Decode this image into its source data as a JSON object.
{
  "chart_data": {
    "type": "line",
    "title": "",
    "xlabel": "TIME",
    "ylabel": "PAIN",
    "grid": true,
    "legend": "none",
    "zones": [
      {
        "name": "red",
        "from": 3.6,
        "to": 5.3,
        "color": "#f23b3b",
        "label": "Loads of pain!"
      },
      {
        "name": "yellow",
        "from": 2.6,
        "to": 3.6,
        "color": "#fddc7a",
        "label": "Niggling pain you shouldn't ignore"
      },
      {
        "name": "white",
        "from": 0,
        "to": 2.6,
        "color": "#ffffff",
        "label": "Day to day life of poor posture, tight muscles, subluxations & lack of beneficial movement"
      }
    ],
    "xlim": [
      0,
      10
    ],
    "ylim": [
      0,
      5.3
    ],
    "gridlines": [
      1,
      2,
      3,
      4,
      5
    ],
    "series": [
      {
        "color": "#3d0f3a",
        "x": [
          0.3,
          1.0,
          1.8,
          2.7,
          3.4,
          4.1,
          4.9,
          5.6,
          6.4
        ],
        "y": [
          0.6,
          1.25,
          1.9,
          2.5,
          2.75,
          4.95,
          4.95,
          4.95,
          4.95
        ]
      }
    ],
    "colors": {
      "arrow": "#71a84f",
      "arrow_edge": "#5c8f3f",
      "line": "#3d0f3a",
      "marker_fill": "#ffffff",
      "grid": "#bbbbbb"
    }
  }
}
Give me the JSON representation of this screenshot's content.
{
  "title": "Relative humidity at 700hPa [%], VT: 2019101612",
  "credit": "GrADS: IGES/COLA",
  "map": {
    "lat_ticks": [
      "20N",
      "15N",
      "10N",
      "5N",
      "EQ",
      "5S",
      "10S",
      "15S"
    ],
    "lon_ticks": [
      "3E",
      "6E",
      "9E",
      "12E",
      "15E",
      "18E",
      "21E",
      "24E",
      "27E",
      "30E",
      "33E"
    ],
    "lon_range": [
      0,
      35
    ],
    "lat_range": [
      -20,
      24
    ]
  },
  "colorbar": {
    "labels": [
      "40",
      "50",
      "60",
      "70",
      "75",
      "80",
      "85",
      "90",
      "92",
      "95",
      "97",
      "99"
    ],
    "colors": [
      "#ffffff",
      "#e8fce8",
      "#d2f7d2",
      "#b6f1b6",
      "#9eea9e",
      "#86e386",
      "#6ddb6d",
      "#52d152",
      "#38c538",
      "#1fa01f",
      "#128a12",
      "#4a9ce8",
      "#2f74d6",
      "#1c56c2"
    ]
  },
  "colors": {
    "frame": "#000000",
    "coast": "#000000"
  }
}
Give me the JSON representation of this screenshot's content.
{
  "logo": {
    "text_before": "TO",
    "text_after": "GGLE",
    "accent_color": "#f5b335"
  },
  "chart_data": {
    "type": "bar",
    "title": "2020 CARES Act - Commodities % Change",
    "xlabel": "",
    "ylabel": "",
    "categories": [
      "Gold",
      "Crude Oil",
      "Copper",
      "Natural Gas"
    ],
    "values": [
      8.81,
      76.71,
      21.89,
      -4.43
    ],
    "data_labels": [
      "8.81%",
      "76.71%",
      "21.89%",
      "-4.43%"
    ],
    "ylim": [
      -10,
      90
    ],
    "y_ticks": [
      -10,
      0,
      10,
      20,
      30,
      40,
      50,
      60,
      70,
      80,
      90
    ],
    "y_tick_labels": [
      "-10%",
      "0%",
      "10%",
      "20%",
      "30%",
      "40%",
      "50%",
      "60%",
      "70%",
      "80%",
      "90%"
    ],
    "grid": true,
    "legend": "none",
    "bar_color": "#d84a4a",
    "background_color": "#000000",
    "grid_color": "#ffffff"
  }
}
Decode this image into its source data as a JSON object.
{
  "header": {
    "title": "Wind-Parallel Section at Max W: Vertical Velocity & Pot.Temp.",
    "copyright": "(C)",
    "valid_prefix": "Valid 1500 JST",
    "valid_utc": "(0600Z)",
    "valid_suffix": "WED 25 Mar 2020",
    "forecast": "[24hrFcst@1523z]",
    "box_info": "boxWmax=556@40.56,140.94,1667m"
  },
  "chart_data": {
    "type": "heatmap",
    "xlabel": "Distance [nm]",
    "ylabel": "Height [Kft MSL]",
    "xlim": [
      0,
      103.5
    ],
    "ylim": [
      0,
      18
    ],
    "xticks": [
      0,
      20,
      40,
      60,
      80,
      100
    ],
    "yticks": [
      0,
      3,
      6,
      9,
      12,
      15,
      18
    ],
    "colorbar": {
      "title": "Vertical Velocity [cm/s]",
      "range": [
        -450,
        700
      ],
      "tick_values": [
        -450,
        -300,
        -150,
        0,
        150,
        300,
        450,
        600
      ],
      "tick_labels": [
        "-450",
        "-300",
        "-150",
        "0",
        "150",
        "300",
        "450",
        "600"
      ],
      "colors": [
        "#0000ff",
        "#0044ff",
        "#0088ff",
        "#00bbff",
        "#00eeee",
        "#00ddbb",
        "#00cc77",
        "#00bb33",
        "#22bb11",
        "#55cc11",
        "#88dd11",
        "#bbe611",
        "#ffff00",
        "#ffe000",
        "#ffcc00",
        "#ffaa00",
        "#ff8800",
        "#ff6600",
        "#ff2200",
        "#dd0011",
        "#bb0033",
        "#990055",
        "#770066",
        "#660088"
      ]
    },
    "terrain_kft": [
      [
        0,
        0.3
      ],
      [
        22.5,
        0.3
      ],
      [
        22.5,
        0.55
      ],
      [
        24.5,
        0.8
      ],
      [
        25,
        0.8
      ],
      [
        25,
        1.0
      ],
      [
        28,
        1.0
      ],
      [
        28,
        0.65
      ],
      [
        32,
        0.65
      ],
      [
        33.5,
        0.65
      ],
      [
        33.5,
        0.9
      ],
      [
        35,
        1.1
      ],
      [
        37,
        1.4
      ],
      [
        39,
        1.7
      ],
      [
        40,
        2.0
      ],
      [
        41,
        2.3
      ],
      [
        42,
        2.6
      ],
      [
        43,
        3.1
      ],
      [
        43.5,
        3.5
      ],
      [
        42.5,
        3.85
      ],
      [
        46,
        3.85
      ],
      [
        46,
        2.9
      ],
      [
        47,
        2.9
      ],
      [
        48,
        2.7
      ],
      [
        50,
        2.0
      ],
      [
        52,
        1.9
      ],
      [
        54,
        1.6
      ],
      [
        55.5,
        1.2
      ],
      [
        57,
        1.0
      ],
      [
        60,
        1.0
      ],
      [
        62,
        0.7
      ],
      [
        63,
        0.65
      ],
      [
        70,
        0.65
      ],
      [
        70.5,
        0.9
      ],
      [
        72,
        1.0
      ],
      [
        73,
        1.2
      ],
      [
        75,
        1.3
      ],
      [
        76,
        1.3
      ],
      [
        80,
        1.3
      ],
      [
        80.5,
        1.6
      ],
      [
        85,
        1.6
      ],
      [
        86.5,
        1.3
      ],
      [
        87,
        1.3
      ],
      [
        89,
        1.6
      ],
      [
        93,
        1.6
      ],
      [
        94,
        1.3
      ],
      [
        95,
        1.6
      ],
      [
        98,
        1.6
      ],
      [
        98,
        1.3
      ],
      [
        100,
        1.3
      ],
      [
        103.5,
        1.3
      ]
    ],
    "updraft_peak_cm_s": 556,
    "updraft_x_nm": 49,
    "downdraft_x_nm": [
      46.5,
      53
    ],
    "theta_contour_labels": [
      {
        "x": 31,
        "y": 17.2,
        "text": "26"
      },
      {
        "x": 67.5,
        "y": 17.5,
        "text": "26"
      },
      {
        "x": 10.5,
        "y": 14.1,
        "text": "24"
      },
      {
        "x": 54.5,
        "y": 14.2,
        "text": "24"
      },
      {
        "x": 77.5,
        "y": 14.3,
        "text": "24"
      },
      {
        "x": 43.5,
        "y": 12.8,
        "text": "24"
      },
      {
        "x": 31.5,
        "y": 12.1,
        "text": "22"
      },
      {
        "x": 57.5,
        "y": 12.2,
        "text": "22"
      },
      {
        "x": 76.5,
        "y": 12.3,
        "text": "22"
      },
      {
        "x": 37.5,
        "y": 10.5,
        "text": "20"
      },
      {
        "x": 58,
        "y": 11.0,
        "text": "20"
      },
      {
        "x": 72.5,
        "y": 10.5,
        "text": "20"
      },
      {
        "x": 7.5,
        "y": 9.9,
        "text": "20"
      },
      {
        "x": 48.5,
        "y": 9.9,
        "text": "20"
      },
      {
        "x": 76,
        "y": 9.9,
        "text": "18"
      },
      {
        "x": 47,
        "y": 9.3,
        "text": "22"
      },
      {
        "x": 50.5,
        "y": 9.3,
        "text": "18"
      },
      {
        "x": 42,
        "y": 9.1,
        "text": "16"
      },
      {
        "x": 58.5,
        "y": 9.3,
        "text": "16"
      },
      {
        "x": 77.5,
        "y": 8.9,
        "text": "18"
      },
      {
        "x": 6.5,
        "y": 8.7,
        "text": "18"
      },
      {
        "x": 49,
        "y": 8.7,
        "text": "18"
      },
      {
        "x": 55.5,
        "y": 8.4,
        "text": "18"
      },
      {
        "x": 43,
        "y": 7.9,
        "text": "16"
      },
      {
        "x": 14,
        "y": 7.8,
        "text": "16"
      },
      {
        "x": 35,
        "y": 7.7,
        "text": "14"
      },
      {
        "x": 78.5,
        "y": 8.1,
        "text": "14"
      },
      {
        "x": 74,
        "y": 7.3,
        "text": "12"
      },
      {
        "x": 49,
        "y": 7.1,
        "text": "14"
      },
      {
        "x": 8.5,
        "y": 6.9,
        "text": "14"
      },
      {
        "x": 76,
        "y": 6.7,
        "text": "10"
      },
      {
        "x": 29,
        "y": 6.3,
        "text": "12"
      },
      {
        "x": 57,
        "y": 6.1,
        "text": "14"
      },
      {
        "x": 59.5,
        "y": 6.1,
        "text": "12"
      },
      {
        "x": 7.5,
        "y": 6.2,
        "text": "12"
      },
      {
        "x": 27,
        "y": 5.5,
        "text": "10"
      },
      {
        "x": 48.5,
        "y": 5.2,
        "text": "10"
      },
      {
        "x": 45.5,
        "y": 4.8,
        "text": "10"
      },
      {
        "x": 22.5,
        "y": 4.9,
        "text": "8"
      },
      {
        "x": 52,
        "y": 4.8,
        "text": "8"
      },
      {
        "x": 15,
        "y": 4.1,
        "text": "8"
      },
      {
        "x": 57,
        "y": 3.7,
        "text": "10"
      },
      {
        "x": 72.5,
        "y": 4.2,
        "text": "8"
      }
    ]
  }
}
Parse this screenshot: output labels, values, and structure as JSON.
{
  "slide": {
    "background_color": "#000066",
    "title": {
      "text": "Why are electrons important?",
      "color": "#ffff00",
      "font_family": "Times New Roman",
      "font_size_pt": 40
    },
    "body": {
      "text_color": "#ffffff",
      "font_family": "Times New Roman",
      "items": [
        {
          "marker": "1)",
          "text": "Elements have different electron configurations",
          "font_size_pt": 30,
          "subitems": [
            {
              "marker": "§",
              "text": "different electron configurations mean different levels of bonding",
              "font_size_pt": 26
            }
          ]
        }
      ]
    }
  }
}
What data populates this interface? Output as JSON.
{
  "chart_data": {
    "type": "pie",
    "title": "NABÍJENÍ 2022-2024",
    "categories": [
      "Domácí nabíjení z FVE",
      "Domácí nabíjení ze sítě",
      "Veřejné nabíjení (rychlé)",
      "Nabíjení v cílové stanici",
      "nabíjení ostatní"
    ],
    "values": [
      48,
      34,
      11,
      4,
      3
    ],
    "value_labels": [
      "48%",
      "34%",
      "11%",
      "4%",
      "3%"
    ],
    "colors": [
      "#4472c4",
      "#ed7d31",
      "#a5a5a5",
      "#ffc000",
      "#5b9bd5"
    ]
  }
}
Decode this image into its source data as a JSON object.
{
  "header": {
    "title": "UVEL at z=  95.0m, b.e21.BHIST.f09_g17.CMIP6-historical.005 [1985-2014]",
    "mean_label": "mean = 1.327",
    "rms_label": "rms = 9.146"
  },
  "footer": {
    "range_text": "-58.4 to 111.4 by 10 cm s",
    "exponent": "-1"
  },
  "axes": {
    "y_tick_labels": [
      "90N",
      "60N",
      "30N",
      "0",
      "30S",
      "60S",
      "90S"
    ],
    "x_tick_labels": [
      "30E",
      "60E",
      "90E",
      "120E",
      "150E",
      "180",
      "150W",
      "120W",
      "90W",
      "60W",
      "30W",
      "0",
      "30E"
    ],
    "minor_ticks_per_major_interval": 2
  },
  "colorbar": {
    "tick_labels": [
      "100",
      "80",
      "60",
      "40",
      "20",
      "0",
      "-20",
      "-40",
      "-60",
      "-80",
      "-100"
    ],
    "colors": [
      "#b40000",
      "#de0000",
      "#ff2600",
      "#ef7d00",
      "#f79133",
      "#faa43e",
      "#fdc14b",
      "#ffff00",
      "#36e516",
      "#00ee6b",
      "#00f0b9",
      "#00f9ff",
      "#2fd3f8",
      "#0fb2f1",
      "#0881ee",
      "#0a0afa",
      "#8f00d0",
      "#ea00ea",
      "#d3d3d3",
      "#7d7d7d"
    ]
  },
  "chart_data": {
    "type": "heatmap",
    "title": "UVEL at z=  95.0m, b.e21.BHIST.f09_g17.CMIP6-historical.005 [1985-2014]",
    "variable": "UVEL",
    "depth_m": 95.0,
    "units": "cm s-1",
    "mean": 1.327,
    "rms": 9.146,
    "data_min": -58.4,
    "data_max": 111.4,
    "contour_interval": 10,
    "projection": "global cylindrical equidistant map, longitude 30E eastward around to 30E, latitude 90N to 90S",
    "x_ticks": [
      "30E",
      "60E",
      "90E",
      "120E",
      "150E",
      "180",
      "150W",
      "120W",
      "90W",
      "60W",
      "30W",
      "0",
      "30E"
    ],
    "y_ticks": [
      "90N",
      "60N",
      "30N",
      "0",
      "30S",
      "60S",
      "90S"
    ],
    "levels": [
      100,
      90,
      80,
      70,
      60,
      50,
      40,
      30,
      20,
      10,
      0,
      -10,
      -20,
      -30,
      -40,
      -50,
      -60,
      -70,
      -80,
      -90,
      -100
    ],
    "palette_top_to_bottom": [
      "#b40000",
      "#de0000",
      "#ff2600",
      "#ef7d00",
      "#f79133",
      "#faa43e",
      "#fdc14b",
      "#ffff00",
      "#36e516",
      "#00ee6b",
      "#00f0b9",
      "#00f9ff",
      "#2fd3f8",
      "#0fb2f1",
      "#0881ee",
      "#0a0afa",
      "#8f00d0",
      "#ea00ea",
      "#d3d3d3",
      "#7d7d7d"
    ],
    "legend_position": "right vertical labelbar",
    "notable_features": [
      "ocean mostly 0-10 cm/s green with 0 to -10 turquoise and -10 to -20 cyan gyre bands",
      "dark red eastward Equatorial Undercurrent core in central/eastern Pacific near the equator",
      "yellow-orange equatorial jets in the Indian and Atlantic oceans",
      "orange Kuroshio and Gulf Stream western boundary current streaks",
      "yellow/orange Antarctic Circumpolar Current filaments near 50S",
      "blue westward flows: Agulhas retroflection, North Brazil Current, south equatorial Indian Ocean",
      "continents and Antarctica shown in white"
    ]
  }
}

────────────────

Task instructions:
Copy each line above where the string "type" occurs.

Worked answer:
    "type": "line",
    "type": "bar",
    "type": "heatmap",
    "type": "pie",
    "type": "heatmap",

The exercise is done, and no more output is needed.